**Goal**:
Write the next part of the guide to deploying RStudio Server and Shiny Server on Google Cloud Platform, picking up right after its last sentence.

**Document passage**:
————————
The ultimate guide to deploying Rstudio Open Source and Shiny Server Open Source at Google Cloud Platform
With the advance of cloud computing, and the more accessibility given to this platforms, there's an uprising trend to use the existing cloud services, and integrating it with one of the greatest statistical software in the market: R!
This guide is a step-by-step way to show how to configure the Google Cloud Platform as easy as possible, and how to set up two of the most used features of R in the cloud: RStudio Server - To develop your code with an easy to use interface; and Shiny Server, to deploy amazing data visualization websites easily.
In order to use the Google services, you need to signup for the cloud feature (cloud.google.com
), with a valid billing account, even though you receive $300 to use the services for the first time.
After logging in to your Google account, and setting up your google cloud console. There are a few steps to take that make the experience of using cloud computing easier. First of all, you'll need a few applications to connect to your server, download the desirable authentications to operate and transfer files from the local machine to your Google cloud compute engine.
————————
**Supplied material**:

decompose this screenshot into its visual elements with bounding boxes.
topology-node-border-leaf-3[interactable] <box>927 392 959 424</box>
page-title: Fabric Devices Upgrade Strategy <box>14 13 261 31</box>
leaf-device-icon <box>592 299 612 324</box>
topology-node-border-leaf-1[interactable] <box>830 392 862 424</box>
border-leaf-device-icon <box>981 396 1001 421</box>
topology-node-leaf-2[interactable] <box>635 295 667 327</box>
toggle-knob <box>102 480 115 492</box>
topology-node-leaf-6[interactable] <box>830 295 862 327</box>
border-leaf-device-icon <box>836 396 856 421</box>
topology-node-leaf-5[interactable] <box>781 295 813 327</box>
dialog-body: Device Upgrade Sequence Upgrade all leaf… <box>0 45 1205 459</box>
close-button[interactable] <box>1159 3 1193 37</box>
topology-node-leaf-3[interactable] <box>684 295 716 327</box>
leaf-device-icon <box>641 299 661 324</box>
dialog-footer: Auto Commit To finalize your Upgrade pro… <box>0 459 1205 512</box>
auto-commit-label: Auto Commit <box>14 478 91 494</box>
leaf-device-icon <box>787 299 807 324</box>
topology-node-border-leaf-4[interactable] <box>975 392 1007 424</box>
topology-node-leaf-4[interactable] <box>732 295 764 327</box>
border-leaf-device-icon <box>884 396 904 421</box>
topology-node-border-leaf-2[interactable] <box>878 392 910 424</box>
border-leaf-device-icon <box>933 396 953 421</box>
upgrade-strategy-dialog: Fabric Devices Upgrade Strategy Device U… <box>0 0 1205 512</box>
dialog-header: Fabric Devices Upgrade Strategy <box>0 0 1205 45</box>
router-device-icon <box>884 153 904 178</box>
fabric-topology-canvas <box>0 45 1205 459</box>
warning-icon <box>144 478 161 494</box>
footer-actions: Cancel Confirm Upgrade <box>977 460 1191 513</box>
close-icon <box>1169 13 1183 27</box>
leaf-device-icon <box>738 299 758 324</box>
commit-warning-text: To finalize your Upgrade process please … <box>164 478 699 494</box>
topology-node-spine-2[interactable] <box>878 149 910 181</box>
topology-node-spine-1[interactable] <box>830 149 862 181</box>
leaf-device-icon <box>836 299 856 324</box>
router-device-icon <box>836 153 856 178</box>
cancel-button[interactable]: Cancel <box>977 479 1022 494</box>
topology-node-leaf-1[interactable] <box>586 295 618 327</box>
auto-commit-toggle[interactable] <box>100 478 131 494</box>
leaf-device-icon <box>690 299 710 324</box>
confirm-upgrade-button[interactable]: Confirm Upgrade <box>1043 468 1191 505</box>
————————
**Response to the task**:
The applications needed are:
- WinSCP: A file transfer feature that allows transitioning of files from/to your server easily and safely. (https://winscp.net/eng/download.php)
- Putty: The terminal connection that allows the execution of code inside your virtual machine. (http://www.putty.org/)
- Google Cloud SDK: The Google service management that allows the import of private keys to your server, and that helps manage firewall rules. (https://cloud.google.com/sdk/docs/quickstart-windows)
Since the installation of the desired software is complete, now you need to create your first VM instance. At the side panel of Google Cloud Platform's Console, you'll find the Compute Engine menu, and inside that, the VM Instances Option. Clicking on that you'll be prompted to create or import a Virtual Machine. Select Create, and you'll be taken to the following page:
At this section, you can choose a name for your virtual machine, later you can select where that VM instance will be hosted, the cheaper places are in the US, but given the distance, you might find the connection "laggy". After picking the name and the zone, select what kind of instance you'll be holding. This will be given by your use of technologies, if you'll need lots of memory or lots of processing cores, here's where you'll choose it. The price per month will depend on this configurations.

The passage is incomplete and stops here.